ROWS
..............................

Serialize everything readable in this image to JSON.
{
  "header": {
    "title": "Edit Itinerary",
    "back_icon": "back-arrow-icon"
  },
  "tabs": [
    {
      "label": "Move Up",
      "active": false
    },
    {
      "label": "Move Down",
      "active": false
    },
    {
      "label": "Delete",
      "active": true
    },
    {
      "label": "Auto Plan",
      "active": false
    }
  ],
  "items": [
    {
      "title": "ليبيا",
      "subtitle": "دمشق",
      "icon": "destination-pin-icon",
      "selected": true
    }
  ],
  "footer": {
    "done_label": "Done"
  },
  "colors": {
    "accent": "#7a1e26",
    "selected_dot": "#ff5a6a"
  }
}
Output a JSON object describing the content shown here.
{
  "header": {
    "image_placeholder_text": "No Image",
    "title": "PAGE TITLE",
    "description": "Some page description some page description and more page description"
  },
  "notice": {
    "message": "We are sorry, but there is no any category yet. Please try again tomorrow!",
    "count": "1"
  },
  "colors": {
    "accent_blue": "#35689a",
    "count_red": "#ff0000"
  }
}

..............................

WHAT THIS TASK INVOLVES
Pull out all lines from the entries above that include the word "JSON".

ANSWER TO THE EXERCISE
Serialize everything readable in this image to JSON.
Output a JSON object describing the content shown here.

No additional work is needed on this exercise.